── Supplied data
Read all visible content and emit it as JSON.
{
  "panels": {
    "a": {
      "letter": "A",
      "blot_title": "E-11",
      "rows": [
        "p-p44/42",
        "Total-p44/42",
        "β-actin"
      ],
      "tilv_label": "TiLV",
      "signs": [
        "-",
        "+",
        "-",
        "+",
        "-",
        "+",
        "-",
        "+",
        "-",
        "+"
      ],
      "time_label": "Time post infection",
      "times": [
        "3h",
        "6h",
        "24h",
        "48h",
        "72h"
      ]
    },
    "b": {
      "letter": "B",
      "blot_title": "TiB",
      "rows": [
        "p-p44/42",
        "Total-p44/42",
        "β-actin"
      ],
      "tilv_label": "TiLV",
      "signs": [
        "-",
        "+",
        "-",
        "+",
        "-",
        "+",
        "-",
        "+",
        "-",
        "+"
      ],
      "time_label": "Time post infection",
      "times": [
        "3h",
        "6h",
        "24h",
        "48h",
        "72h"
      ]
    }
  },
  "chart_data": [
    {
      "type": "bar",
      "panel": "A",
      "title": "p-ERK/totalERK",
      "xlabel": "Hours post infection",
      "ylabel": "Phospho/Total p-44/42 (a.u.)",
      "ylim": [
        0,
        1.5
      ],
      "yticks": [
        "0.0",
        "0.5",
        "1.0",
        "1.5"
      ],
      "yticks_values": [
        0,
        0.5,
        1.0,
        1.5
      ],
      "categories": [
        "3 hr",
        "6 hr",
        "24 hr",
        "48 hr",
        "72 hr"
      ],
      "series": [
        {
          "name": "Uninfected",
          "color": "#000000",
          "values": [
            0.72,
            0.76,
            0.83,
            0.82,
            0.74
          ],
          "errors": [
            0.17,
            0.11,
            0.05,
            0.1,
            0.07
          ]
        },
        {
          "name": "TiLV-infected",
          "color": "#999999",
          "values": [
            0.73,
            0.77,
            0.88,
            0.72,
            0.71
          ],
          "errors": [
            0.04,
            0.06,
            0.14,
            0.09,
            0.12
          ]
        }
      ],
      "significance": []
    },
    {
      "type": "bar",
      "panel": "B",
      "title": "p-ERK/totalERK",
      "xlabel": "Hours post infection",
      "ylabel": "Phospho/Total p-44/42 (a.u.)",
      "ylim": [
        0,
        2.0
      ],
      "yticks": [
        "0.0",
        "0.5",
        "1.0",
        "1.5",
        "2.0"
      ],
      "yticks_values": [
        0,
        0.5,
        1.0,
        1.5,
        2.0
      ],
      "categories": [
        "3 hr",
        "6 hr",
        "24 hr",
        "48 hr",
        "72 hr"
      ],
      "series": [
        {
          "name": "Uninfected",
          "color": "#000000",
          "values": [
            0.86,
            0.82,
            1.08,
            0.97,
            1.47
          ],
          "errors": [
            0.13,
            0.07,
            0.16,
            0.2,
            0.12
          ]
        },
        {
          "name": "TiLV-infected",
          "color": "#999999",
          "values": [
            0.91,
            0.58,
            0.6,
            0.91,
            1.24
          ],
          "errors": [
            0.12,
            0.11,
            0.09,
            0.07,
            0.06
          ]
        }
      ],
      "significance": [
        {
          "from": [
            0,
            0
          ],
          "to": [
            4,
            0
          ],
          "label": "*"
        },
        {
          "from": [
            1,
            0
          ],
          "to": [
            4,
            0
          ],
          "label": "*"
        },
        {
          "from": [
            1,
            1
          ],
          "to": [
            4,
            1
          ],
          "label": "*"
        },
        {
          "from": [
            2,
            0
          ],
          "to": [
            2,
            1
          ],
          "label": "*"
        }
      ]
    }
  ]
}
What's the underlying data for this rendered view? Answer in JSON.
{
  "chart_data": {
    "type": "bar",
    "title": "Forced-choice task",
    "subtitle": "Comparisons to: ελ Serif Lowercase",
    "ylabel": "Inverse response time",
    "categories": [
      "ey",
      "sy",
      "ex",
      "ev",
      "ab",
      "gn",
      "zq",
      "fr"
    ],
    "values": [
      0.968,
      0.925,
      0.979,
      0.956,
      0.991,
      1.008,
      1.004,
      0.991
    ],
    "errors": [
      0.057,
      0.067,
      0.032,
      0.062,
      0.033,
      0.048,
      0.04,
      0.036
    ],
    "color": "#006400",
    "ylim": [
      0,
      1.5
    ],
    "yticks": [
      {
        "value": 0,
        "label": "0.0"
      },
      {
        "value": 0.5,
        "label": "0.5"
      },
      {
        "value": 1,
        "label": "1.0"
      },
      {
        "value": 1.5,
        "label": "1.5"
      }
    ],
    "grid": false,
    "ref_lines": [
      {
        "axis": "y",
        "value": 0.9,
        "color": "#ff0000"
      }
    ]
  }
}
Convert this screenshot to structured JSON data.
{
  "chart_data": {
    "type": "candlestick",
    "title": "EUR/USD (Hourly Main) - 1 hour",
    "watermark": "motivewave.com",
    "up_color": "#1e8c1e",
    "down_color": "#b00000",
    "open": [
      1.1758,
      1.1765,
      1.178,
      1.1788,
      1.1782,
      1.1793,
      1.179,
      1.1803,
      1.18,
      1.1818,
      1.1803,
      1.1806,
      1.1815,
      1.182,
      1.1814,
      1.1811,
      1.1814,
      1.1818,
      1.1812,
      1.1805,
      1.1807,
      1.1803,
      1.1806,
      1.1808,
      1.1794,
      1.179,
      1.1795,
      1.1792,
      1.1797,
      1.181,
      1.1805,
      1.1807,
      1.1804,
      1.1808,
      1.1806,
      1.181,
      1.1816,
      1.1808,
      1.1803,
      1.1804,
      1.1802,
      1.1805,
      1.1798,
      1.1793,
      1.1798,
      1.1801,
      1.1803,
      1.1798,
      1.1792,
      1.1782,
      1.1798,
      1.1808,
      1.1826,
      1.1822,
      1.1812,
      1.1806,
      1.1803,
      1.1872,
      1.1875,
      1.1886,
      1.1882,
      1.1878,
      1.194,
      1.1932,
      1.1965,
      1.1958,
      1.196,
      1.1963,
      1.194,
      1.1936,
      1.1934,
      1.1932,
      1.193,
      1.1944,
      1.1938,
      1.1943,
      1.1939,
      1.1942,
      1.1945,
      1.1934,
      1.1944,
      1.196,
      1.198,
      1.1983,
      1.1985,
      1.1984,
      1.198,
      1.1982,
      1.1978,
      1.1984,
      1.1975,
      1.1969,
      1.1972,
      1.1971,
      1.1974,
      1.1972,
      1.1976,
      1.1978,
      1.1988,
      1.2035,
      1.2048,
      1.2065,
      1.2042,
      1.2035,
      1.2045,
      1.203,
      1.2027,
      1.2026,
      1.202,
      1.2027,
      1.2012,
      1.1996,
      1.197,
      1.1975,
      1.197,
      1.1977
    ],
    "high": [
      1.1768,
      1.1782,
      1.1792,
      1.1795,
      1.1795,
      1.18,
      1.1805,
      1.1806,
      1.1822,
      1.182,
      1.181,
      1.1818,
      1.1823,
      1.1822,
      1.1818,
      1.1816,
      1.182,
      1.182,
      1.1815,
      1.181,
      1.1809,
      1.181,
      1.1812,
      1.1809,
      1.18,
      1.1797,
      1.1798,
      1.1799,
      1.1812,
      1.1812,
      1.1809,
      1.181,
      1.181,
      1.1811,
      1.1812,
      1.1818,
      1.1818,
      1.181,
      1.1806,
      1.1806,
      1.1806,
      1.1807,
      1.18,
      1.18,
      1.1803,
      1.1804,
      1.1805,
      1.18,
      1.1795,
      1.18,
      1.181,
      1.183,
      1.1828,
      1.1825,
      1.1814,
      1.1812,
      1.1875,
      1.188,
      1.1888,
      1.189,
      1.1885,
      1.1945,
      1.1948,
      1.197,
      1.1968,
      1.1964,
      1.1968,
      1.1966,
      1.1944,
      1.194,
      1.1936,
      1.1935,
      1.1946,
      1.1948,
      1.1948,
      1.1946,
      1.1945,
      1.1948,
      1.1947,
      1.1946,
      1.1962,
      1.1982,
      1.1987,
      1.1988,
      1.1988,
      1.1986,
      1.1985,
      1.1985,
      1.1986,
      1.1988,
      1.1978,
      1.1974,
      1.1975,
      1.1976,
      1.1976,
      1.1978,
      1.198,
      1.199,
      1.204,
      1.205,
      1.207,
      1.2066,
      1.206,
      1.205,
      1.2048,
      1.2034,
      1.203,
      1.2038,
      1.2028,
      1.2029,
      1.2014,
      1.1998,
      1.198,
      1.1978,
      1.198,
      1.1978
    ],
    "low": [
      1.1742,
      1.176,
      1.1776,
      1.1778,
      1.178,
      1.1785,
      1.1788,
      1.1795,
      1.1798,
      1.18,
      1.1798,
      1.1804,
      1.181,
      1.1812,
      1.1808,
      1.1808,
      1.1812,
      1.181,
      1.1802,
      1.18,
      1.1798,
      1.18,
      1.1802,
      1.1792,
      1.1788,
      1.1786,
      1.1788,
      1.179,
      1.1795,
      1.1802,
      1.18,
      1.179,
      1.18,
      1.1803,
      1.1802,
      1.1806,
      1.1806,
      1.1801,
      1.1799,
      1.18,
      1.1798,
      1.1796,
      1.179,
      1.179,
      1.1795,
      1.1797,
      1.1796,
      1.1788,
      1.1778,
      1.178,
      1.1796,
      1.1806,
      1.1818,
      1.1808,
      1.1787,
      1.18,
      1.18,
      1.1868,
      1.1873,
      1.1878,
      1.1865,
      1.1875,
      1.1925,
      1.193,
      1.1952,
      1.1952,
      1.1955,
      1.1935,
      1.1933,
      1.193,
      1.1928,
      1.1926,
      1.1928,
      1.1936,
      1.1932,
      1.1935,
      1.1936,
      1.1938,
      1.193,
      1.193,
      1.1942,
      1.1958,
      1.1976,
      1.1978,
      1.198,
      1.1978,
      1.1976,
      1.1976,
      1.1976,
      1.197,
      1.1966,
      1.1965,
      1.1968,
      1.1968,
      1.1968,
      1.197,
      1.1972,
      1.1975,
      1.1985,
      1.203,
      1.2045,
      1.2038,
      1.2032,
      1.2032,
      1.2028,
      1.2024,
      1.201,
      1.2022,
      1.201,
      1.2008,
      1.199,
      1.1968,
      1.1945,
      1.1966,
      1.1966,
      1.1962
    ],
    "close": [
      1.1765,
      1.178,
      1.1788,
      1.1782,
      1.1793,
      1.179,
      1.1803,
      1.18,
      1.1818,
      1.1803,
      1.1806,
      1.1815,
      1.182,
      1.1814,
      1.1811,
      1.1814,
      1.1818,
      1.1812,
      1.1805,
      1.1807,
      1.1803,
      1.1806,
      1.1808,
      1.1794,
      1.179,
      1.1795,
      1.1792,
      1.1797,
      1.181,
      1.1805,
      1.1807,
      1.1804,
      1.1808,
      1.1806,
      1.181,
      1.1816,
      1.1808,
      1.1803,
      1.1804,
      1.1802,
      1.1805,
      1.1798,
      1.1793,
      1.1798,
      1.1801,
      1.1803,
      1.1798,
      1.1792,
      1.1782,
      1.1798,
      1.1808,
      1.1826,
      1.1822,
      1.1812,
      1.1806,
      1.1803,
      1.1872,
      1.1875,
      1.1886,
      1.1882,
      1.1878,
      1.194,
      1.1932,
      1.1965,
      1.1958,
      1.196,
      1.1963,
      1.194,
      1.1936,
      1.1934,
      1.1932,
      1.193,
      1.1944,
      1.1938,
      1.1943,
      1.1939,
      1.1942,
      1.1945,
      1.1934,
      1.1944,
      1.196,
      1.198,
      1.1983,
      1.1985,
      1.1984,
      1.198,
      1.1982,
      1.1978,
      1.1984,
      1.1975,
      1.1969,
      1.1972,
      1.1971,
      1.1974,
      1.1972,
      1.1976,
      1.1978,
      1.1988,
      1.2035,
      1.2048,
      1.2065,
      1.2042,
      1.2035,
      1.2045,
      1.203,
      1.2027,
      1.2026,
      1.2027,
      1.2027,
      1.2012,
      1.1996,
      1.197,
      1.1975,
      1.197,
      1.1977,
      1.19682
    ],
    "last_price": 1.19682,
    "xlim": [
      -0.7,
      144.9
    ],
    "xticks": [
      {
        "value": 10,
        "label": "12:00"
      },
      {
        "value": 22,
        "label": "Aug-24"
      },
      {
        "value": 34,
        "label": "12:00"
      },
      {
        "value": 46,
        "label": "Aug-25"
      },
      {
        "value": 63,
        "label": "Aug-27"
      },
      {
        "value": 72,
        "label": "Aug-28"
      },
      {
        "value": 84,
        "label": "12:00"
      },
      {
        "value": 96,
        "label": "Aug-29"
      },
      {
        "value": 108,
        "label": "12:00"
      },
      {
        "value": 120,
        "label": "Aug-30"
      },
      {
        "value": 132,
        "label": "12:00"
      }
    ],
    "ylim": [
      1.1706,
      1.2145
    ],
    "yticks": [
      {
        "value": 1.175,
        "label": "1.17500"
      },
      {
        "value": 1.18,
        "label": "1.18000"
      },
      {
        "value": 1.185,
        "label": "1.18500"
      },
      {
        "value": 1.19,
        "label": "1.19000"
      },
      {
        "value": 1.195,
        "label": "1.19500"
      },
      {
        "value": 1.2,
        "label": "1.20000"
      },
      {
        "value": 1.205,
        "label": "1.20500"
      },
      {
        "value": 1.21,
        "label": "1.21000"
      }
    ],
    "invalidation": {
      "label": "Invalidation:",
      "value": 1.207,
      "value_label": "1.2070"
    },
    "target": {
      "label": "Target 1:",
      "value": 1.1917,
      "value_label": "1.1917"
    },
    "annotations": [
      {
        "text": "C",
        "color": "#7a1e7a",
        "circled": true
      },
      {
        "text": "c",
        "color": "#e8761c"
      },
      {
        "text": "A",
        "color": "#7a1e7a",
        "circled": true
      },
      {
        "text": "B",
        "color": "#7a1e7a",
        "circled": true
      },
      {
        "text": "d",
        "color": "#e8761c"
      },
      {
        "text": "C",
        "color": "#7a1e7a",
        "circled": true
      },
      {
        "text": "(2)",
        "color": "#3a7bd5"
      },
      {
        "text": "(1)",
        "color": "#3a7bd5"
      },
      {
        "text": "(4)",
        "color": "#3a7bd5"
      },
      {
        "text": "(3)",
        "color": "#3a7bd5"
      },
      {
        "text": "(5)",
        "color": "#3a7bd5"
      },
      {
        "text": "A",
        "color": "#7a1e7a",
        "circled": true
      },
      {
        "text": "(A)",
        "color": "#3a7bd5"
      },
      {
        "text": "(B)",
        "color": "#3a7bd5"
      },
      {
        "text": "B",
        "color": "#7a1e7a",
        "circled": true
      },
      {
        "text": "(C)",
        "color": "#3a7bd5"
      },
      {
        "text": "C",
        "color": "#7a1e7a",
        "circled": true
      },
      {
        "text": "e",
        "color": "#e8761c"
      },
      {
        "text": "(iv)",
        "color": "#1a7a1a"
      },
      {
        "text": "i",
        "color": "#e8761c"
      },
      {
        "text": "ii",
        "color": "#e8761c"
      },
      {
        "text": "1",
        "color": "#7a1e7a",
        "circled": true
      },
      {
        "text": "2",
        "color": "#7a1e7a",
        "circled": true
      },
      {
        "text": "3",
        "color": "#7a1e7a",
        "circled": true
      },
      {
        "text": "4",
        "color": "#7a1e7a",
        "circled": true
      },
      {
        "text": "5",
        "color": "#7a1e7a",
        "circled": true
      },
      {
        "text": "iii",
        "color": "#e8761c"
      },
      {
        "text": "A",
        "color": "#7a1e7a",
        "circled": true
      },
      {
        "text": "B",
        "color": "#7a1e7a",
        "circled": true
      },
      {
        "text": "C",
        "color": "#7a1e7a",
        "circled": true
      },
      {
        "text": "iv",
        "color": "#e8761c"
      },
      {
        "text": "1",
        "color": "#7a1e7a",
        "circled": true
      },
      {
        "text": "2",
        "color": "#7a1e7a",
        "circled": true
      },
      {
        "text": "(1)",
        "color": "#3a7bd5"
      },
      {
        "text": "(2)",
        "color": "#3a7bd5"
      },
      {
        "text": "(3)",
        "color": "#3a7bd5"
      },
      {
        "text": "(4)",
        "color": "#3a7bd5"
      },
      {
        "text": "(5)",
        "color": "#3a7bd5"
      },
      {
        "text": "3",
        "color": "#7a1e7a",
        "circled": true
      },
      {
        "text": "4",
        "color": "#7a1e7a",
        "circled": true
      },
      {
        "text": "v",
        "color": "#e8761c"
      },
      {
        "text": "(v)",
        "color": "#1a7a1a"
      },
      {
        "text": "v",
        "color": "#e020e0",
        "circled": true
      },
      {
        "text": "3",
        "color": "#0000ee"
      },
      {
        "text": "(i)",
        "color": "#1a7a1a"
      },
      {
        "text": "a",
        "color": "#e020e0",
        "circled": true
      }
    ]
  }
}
────
Task description: Reply with nothing but a number: how many lines of the entries above contain the string "JSON"?

Reply: 3